Items from a data source
'''

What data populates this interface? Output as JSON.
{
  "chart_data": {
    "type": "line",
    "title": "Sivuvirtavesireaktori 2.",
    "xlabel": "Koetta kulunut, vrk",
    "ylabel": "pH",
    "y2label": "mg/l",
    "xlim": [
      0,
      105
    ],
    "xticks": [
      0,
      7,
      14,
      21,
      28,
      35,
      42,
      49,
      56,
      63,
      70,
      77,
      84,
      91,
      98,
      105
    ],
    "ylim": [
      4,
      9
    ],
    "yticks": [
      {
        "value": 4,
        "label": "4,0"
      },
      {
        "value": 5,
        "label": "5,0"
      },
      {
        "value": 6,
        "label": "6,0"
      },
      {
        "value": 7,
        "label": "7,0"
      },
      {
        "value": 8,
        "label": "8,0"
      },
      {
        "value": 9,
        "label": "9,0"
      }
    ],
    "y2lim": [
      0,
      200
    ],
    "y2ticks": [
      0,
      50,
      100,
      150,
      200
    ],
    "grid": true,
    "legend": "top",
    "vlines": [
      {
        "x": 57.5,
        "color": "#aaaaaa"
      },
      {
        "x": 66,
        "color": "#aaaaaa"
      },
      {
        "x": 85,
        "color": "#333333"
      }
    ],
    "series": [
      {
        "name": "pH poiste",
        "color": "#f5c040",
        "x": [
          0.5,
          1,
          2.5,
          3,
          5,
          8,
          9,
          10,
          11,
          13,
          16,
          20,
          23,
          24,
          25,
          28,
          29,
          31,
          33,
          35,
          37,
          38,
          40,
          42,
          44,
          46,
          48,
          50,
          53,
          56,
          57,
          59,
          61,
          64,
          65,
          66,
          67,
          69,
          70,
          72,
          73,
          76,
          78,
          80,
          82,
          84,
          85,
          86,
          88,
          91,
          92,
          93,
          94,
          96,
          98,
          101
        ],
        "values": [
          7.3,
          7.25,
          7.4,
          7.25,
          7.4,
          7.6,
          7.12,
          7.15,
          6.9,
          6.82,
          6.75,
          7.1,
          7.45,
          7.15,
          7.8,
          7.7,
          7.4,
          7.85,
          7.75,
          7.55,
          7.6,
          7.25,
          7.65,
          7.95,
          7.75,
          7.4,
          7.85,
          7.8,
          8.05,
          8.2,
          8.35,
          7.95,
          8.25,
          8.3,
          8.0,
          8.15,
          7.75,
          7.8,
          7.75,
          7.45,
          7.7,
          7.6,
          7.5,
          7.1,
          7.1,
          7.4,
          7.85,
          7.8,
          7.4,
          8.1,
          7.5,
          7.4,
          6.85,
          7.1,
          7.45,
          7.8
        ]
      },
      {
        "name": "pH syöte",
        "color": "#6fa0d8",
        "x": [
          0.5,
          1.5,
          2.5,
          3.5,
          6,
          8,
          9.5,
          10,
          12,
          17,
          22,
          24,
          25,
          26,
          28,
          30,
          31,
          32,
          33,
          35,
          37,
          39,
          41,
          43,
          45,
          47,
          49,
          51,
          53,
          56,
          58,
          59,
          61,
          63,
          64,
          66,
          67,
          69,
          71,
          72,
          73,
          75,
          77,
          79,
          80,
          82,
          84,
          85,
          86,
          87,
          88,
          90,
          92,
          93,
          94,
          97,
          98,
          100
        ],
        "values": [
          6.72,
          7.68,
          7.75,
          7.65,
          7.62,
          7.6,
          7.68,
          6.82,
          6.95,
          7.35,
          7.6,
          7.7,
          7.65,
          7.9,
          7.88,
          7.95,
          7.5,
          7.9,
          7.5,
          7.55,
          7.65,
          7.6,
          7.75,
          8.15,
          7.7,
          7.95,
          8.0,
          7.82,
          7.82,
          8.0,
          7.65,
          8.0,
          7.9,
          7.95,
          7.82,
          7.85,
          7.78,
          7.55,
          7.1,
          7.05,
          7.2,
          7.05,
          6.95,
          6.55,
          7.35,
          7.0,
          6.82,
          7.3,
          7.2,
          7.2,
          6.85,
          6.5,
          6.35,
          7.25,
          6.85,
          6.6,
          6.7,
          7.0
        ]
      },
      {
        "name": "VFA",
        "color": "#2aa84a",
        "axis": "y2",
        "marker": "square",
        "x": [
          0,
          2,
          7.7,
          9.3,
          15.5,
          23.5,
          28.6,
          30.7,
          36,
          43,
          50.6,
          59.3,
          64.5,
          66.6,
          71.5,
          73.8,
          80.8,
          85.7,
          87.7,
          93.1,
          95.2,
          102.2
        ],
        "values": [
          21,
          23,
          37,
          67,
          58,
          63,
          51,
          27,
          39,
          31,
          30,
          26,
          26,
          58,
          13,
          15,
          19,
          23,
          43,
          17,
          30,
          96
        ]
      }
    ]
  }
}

'''

■ WHAT YOU WILL DO: Select every line where the word "color" occurs.

■ RESULT OF THE EXERCISE:
        "color": "#aaaaaa"
        "color": "#aaaaaa"
        "color": "#333333"
        "color": "#f5c040",
        "color": "#6fa0d8",
        "color": "#2aa84a",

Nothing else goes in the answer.